## PROBLEM TO WORK ON
Extract each line holding the word "można" from the entries.
──────── STORED DATA ────────
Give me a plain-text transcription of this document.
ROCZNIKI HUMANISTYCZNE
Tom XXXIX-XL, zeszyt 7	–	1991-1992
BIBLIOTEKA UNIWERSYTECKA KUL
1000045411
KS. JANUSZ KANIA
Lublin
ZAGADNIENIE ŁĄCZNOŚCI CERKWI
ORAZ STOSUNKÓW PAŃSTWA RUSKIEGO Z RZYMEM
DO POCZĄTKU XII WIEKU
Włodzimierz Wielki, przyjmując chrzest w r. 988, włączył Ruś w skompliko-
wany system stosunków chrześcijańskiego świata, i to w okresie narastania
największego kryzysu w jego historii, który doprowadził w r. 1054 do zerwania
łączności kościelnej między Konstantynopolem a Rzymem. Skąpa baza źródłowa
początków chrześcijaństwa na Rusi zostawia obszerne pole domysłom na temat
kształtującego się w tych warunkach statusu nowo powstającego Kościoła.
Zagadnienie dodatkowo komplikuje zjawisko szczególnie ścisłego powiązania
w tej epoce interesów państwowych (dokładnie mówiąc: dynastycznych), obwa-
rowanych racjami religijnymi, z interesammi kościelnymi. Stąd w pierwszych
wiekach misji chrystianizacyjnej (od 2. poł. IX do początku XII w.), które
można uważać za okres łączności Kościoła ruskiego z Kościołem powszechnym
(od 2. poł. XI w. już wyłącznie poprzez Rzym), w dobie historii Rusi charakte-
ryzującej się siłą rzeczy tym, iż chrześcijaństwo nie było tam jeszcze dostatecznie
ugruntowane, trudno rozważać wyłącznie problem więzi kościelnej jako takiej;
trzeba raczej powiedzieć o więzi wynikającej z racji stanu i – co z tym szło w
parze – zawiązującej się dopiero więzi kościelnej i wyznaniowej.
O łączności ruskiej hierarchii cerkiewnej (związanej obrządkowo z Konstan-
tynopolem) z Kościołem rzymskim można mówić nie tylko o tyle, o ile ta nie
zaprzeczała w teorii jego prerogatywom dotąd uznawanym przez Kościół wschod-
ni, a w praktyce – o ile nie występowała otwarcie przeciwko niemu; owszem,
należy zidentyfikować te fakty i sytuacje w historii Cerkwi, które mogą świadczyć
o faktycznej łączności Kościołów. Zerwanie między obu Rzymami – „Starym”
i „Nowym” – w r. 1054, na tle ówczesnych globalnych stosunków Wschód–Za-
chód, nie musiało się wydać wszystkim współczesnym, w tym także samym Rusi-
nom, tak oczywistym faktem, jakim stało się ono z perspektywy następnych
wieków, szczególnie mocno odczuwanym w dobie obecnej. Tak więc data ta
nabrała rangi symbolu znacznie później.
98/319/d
────────
## EXPECTED ANSWER
można uważać za okres łączności Kościoła ruskiego z Kościołem powszechnym
tynopolem) z Kościołem rzymskim można mówić nie tylko o tyle, o ile ta nie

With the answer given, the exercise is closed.